--- Begin Extracted material ---
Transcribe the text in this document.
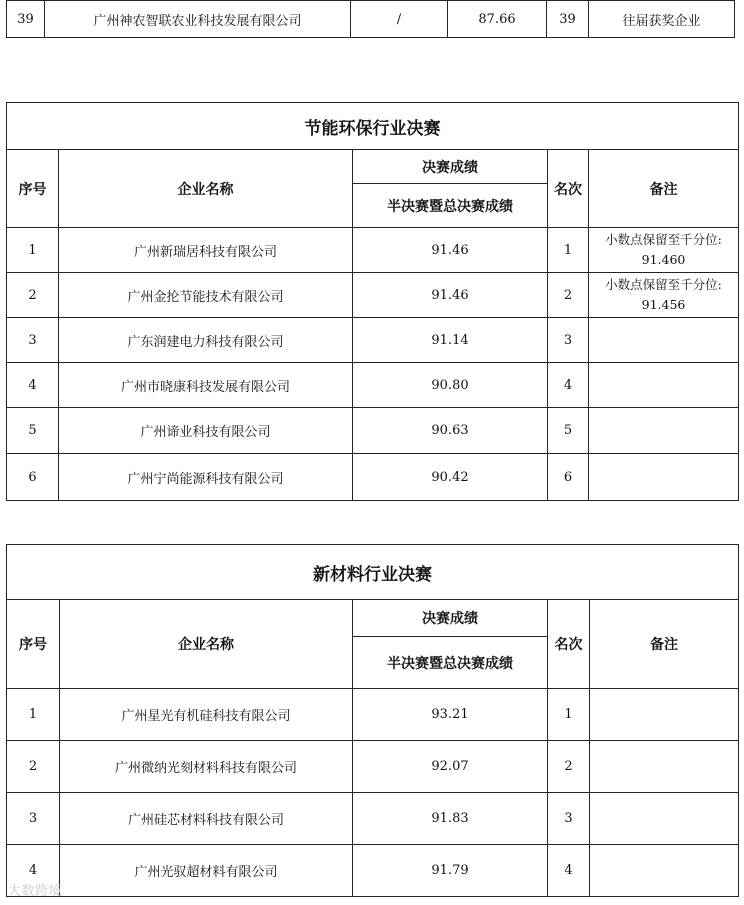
39	广州神农智联农业科技发展有限公司	/	87.66	39	往届获奖企业
节能环保行业决赛				
序号	企业名称	决赛成绩	名次	备注
		半决赛暨总决赛成绩		
1	广州新瑞居科技有限公司	91.46	1	小数点保留至千分位:
91.460

2	广州金抡节能技术有限公司	91.46	2	小数点保留至千分位:
91.456

3	广东润建电力科技有限公司	91.14	3	
4	广州市晓康科技发展有限公司	90.80	4	
5	广州谛业科技有限公司	90.63	5	
6	广州宁尚能源科技有限公司	90.42	6	
新材料行业决赛				
序号	企业名称	决赛成绩	名次	备注
		半决赛暨总决赛成绩		
1	广州星光有机硅科技有限公司	93.21	1	
2	广州微纳光刻材料科技有限公司	92.07	2	
3	广州硅芯材料科技有限公司	91.83	3	
4	广州光驭超材料有限公司	91.79	4	
大数跨境
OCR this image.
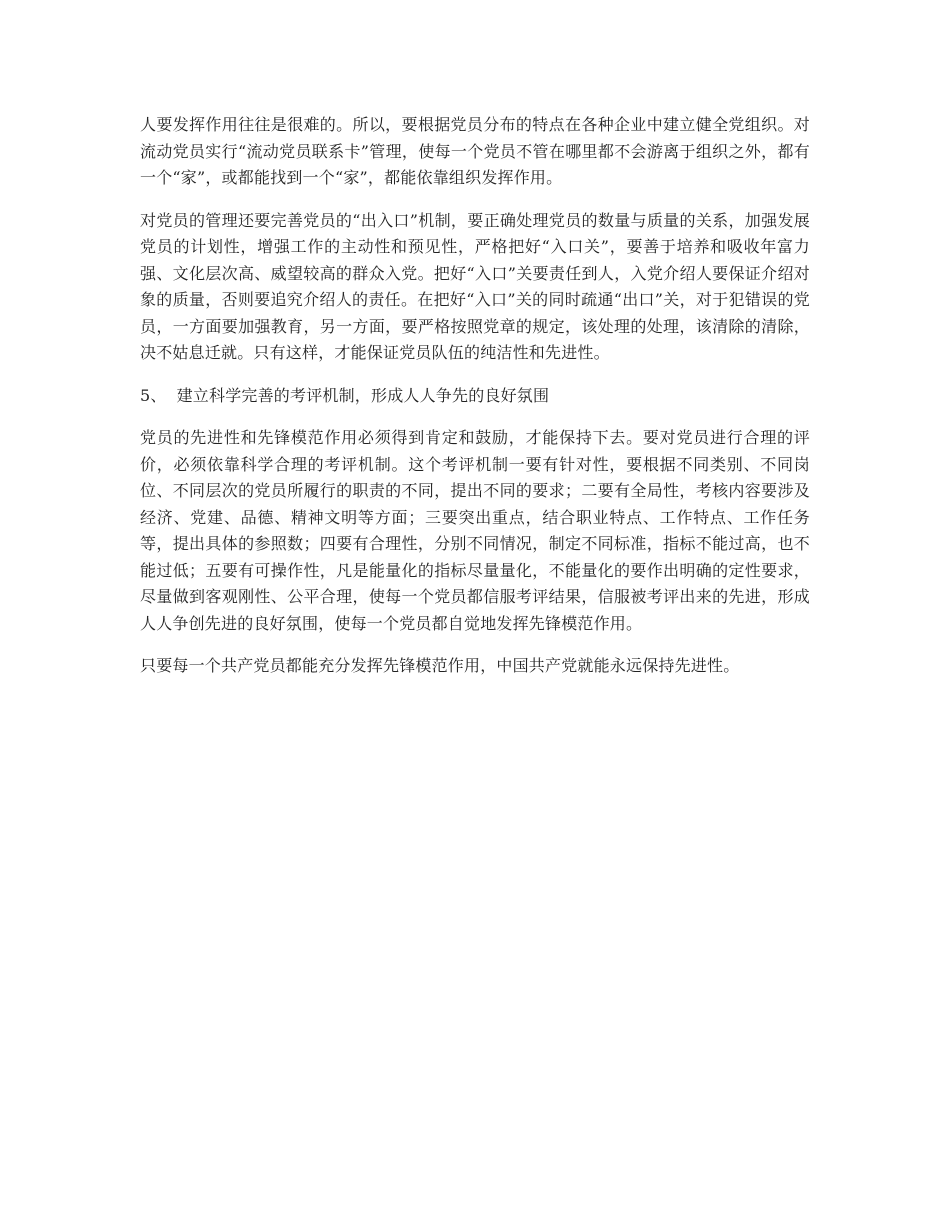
人要发挥作用往往是很难的。所以，要根据党员分布的特点在各种企业中建立健全党组织。对流动党员实行“流动党员联系卡”管理，使每一个党员不管在哪里都不会游离于组织之外，都有一个“家”，或都能找到一个“家”，都能依靠组织发挥作用。

对党员的管理还要完善党员的“出入口”机制，要正确处理党员的数量与质量的关系，加强发展党员的计划性，增强工作的主动性和预见性，严格把好“入口关”，要善于培养和吸收年富力强、文化层次高、威望较高的群众入党。把好“入口”关要责任到人，入党介绍人要保证介绍对象的质量，否则要追究介绍人的责任。在把好“入口”关的同时疏通“出口”关，对于犯错误的党员，一方面要加强教育，另一方面，要严格按照党章的规定，该处理的处理，该清除的清除，决不姑息迁就。只有这样，才能保证党员队伍的纯洁性和先进性。

5、 建立科学完善的考评机制，形成人人争先的良好氛围

党员的先进性和先锋模范作用必须得到肯定和鼓励，才能保持下去。要对党员进行合理的评价，必须依靠科学合理的考评机制。这个考评机制一要有针对性，要根据不同类别、不同岗位、不同层次的党员所履行的职责的不同，提出不同的要求；二要有全局性，考核内容要涉及经济、党建、品德、精神文明等方面；三要突出重点，结合职业特点、工作特点、工作任务等，提出具体的参照数；四要有合理性，分别不同情况，制定不同标准，指标不能过高，也不能过低；五要有可操作性，凡是能量化的指标尽量量化，不能量化的要作出明确的定性要求，尽量做到客观刚性、公平合理，使每一个党员都信服考评结果，信服被考评出来的先进，形成人人争创先进的良好氛围，使每一个党员都自觉地发挥先锋模范作用。

只要每一个共产党员都能充分发挥先锋模范作用，中国共产党就能永远保持先进性。
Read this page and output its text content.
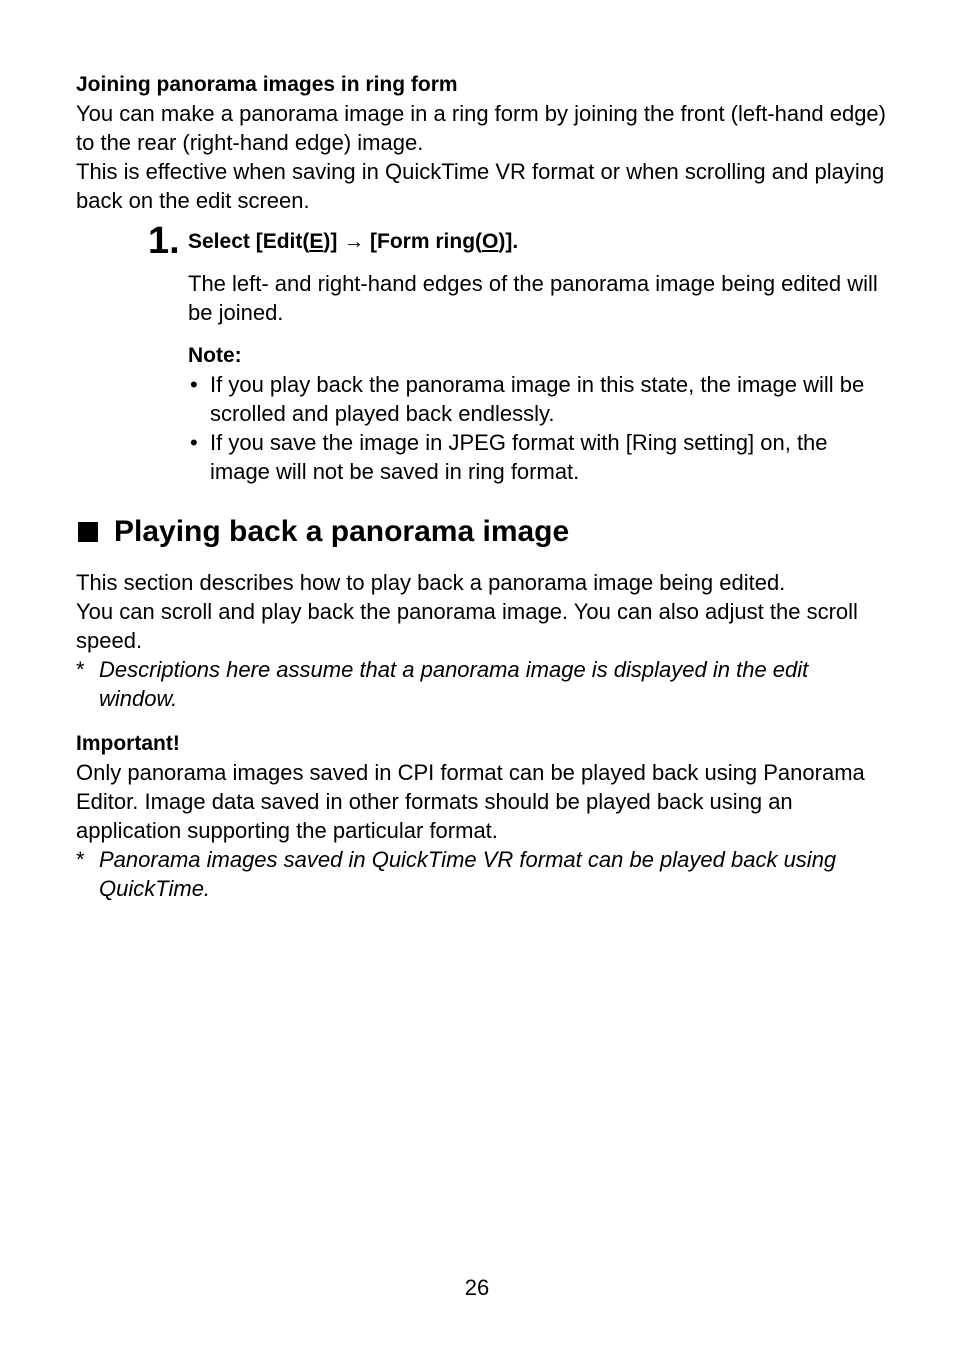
Joining panorama images in ring form

You can make a panorama image in a ring form by joining the front (left-hand edge) to the rear (right-hand edge) image.

This is effective when saving in QuickTime VR format or when scrolling and playing back on the edit screen.

1. Select [Edit(E)] → [Form ring(O)].

The left- and right-hand edges of the panorama image being edited will be joined.

Note:

• If you play back the panorama image in this state, the image will be scrolled and played back endlessly.
• If you save the image in JPEG format with [Ring setting] on, the image will not be saved in ring format.
Playing back a panorama image

This section describes how to play back a panorama image being edited.

You can scroll and play back the panorama image. You can also adjust the scroll speed.

* Descriptions here assume that a panorama image is displayed in the edit window.

Important!

Only panorama images saved in CPI format can be played back using Panorama Editor. Image data saved in other formats should be played back using an application supporting the particular format.

* Panorama images saved in QuickTime VR format can be played back using QuickTime.

26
--- End Extracted material ---
• Directions for this task:
Find the word "images" in the material, then list each line that holds it.

• Correct response:
Joining panorama images in ring form
Only panorama images saved in CPI format can be played back using Panorama Editor. Image data saved in other formats should be played back using an application supporting the particular format.
* Panorama images saved in QuickTime VR format can be played back using QuickTime.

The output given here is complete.